BEGIN INPUT FOR THIS TASK
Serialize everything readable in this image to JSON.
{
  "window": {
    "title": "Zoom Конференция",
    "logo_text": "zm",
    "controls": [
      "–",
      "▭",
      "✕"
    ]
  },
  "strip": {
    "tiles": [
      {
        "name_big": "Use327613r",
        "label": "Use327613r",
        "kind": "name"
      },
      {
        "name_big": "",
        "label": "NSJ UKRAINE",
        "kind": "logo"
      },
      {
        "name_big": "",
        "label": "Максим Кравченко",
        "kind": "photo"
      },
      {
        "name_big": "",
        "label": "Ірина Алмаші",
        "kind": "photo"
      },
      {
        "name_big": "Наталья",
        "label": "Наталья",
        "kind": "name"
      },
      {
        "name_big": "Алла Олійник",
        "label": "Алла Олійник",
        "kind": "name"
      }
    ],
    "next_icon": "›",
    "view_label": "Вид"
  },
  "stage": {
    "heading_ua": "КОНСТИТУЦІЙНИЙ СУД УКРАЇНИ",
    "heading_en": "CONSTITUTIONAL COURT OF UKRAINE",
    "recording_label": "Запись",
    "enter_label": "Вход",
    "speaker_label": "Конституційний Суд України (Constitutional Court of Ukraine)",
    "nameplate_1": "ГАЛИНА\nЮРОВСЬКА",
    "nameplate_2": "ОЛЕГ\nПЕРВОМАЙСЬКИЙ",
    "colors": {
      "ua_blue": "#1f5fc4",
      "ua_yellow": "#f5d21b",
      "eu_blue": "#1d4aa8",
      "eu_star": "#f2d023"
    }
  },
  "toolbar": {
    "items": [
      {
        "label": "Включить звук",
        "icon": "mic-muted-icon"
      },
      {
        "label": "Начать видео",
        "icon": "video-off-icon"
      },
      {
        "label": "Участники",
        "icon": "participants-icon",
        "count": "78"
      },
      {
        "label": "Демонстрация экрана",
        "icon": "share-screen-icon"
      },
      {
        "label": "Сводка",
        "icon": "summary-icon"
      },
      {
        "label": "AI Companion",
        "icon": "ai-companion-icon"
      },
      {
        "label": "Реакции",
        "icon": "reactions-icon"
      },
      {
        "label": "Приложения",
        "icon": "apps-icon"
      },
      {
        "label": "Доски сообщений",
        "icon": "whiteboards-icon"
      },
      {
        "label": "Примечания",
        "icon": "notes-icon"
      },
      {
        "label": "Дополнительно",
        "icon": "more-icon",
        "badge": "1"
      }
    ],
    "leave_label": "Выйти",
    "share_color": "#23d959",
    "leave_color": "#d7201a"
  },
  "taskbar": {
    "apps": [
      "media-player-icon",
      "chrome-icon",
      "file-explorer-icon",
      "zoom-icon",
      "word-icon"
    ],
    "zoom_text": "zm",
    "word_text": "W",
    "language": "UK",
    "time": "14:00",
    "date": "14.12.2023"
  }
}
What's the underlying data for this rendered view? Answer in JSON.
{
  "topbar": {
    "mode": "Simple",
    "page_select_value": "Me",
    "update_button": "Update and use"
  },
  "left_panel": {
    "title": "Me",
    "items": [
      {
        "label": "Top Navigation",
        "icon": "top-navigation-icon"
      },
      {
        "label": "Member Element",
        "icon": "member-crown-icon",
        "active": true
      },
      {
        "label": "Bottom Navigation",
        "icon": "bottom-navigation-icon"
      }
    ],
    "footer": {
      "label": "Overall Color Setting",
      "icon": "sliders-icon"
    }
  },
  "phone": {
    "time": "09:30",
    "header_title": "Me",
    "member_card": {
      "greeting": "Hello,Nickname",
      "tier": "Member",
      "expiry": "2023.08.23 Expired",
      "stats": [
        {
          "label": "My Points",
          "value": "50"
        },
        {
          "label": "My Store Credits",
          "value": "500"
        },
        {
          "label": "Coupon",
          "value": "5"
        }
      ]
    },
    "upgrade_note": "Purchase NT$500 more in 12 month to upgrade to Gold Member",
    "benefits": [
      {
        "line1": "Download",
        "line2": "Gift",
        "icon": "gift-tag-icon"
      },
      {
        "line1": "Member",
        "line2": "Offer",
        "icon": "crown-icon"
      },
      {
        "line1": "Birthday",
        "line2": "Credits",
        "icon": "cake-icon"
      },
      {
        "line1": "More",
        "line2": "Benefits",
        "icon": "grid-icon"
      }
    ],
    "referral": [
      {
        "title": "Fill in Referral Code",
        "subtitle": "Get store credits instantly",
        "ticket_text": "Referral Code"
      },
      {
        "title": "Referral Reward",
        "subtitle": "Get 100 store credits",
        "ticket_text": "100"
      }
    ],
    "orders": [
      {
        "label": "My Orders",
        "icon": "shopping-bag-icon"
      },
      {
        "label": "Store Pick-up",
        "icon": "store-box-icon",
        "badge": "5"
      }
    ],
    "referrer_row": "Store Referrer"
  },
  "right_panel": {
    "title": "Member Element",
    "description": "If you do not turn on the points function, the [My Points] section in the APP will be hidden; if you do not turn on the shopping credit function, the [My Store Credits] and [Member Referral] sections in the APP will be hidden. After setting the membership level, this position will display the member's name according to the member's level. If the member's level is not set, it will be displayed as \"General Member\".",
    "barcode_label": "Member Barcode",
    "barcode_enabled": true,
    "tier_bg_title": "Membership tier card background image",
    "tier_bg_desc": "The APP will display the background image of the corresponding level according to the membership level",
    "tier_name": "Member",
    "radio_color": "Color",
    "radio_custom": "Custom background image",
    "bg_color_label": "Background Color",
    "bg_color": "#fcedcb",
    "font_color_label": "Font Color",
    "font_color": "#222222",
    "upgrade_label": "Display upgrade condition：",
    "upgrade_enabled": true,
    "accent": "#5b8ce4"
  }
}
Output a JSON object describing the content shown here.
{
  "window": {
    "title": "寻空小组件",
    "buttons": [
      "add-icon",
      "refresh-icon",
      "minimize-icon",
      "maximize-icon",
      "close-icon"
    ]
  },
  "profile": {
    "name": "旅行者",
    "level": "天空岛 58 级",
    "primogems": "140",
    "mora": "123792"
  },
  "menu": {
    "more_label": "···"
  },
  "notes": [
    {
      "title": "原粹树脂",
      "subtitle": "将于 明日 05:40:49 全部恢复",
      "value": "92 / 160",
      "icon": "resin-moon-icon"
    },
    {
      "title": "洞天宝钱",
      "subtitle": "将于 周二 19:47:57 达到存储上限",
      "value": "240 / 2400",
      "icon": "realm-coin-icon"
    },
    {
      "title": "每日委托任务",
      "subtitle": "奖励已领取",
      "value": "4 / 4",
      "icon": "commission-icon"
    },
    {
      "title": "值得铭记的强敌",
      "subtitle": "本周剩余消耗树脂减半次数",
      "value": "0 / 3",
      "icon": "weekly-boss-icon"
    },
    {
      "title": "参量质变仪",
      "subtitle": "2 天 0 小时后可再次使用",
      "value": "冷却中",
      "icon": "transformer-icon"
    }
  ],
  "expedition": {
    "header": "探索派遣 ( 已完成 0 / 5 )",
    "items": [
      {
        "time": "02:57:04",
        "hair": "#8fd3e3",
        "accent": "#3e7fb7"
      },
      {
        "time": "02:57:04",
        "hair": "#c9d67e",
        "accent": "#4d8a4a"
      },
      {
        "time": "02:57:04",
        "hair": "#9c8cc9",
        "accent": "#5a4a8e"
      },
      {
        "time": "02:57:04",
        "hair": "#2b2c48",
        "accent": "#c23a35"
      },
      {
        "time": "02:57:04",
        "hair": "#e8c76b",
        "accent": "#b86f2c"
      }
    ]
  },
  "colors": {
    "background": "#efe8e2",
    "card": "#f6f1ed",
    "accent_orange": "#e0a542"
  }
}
END INPUT FOR THIS TASK
PROMPT =>
Your task is to retype all of the records exactly.

WRITTEN REPLY =>
Serialize everything readable in this image to JSON.
{
  "window": {
    "title": "Zoom Конференция",
    "logo_text": "zm",
    "controls": [
      "–",
      "▭",
      "✕"
    ]
  },
  "strip": {
    "tiles": [
      {
        "name_big": "Use327613r",
        "label": "Use327613r",
        "kind": "name"
      },
      {
        "name_big": "",
        "label": "NSJ UKRAINE",
        "kind": "logo"
      },
      {
        "name_big": "",
        "label": "Максим Кравченко",
        "kind": "photo"
      },
      {
        "name_big": "",
        "label": "Ірина Алмаші",
        "kind": "photo"
      },
      {
        "name_big": "Наталья",
        "label": "Наталья",
        "kind": "name"
      },
      {
        "name_big": "Алла Олійник",
        "label": "Алла Олійник",
        "kind": "name"
      }
    ],
    "next_icon": "›",
    "view_label": "Вид"
  },
  "stage": {
    "heading_ua": "КОНСТИТУЦІЙНИЙ СУД УКРАЇНИ",
    "heading_en": "CONSTITUTIONAL COURT OF UKRAINE",
    "recording_label": "Запись",
    "enter_label": "Вход",
    "speaker_label": "Конституційний Суд України (Constitutional Court of Ukraine)",
    "nameplate_1": "ГАЛИНА\nЮРОВСЬКА",
    "nameplate_2": "ОЛЕГ\nПЕРВОМАЙСЬКИЙ",
    "colors": {
      "ua_blue": "#1f5fc4",
      "ua_yellow": "#f5d21b",
      "eu_blue": "#1d4aa8",
      "eu_star": "#f2d023"
    }
  },
  "toolbar": {
    "items": [
      {
        "label": "Включить звук",
        "icon": "mic-muted-icon"
      },
      {
        "label": "Начать видео",
        "icon": "video-off-icon"
      },
      {
        "label": "Участники",
        "icon": "participants-icon",
        "count": "78"
      },
      {
        "label": "Демонстрация экрана",
        "icon": "share-screen-icon"
      },
      {
        "label": "Сводка",
        "icon": "summary-icon"
      },
      {
        "label": "AI Companion",
        "icon": "ai-companion-icon"
      },
      {
        "label": "Реакции",
        "icon": "reactions-icon"
      },
      {
        "label": "Приложения",
        "icon": "apps-icon"
      },
      {
        "label": "Доски сообщений",
        "icon": "whiteboards-icon"
      },
      {
        "label": "Примечания",
        "icon": "notes-icon"
      },
      {
        "label": "Дополнительно",
        "icon": "more-icon",
        "badge": "1"
      }
    ],
    "leave_label": "Выйти",
    "share_color": "#23d959",
    "leave_color": "#d7201a"
  },
  "taskbar": {
    "apps": [
      "media-player-icon",
      "chrome-icon",
      "file-explorer-icon",
      "zoom-icon",
      "word-icon"
    ],
    "zoom_text": "zm",
    "word_text": "W",
    "language": "UK",
    "time": "14:00",
    "date": "14.12.2023"
  }
}
What's the underlying data for this rendered view? Answer in JSON.
{
  "topbar": {
    "mode": "Simple",
    "page_select_value": "Me",
    "update_button": "Update and use"
  },
  "left_panel": {
    "title": "Me",
    "items": [
      {
        "label": "Top Navigation",
        "icon": "top-navigation-icon"
      },
      {
        "label": "Member Element",
        "icon": "member-crown-icon",
        "active": true
      },
      {
        "label": "Bottom Navigation",
        "icon": "bottom-navigation-icon"
      }
    ],
    "footer": {
      "label": "Overall Color Setting",
      "icon": "sliders-icon"
    }
  },
  "phone": {
    "time": "09:30",
    "header_title": "Me",
    "member_card": {
      "greeting": "Hello,Nickname",
      "tier": "Member",
      "expiry": "2023.08.23 Expired",
      "stats": [
        {
          "label": "My Points",
          "value": "50"
        },
        {
          "label": "My Store Credits",
          "value": "500"
        },
        {
          "label": "Coupon",
          "value": "5"
        }
      ]
    },
    "upgrade_note": "Purchase NT$500 more in 12 month to upgrade to Gold Member",
    "benefits": [
      {
        "line1": "Download",
        "line2": "Gift",
        "icon": "gift-tag-icon"
      },
      {
        "line1": "Member",
        "line2": "Offer",
        "icon": "crown-icon"
      },
      {
        "line1": "Birthday",
        "line2": "Credits",
        "icon": "cake-icon"
      },
      {
        "line1": "More",
        "line2": "Benefits",
        "icon": "grid-icon"
      }
    ],
    "referral": [
      {
        "title": "Fill in Referral Code",
        "subtitle": "Get store credits instantly",
        "ticket_text": "Referral Code"
      },
      {
        "title": "Referral Reward",
        "subtitle": "Get 100 store credits",
        "ticket_text": "100"
      }
    ],
    "orders": [
      {
        "label": "My Orders",
        "icon": "shopping-bag-icon"
      },
      {
        "label": "Store Pick-up",
        "icon": "store-box-icon",
        "badge": "5"
      }
    ],
    "referrer_row": "Store Referrer"
  },
  "right_panel": {
    "title": "Member Element",
    "description": "If you do not turn on the points function, the [My Points] section in the APP will be hidden; if you do not turn on the shopping credit function, the [My Store Credits] and [Member Referral] sections in the APP will be hidden. After setting the membership level, this position will display the member's name according to the member's level. If the member's level is not set, it will be displayed as \"General Member\".",
    "barcode_label": "Member Barcode",
    "barcode_enabled": true,
    "tier_bg_title": "Membership tier card background image",
    "tier_bg_desc": "The APP will display the background image of the corresponding level according to the membership level",
    "tier_name": "Member",
    "radio_color": "Color",
    "radio_custom": "Custom background image",
    "bg_color_label": "Background Color",
    "bg_color": "#fcedcb",
    "font_color_label": "Font Color",
    "font_color": "#222222",
    "upgrade_label": "Display upgrade condition：",
    "upgrade_enabled": true,
    "accent": "#5b8ce4"
  }
}
Output a JSON object describing the content shown here.
{
  "window": {
    "title": "寻空小组件",
    "buttons": [
      "add-icon",
      "refresh-icon",
      "minimize-icon",
      "maximize-icon",
      "close-icon"
    ]
  },
  "profile": {
    "name": "旅行者",
    "level": "天空岛 58 级",
    "primogems": "140",
    "mora": "123792"
  },
  "menu": {
    "more_label": "···"
  },
  "notes": [
    {
      "title": "原粹树脂",
      "subtitle": "将于 明日 05:40:49 全部恢复",
      "value": "92 / 160",
      "icon": "resin-moon-icon"
    },
    {
      "title": "洞天宝钱",
      "subtitle": "将于 周二 19:47:57 达到存储上限",
      "value": "240 / 2400",
      "icon": "realm-coin-icon"
    },
    {
      "title": "每日委托任务",
      "subtitle": "奖励已领取",
      "value": "4 / 4",
      "icon": "commission-icon"
    },
    {
      "title": "值得铭记的强敌",
      "subtitle": "本周剩余消耗树脂减半次数",
      "value": "0 / 3",
      "icon": "weekly-boss-icon"
    },
    {
      "title": "参量质变仪",
      "subtitle": "2 天 0 小时后可再次使用",
      "value": "冷却中",
      "icon": "transformer-icon"
    }
  ],
  "expedition": {
    "header": "探索派遣 ( 已完成 0 / 5 )",
    "items": [
      {
        "time": "02:57:04",
        "hair": "#8fd3e3",
        "accent": "#3e7fb7"
      },
      {
        "time": "02:57:04",
        "hair": "#c9d67e",
        "accent": "#4d8a4a"
      },
      {
        "time": "02:57:04",
        "hair": "#9c8cc9",
        "accent": "#5a4a8e"
      },
      {
        "time": "02:57:04",
        "hair": "#2b2c48",
        "accent": "#c23a35"
      },
      {
        "time": "02:57:04",
        "hair": "#e8c76b",
        "accent": "#b86f2c"
      }
    ]
  },
  "colors": {
    "background": "#efe8e2",
    "card": "#f6f1ed",
    "accent_orange": "#e0a542"
  }
}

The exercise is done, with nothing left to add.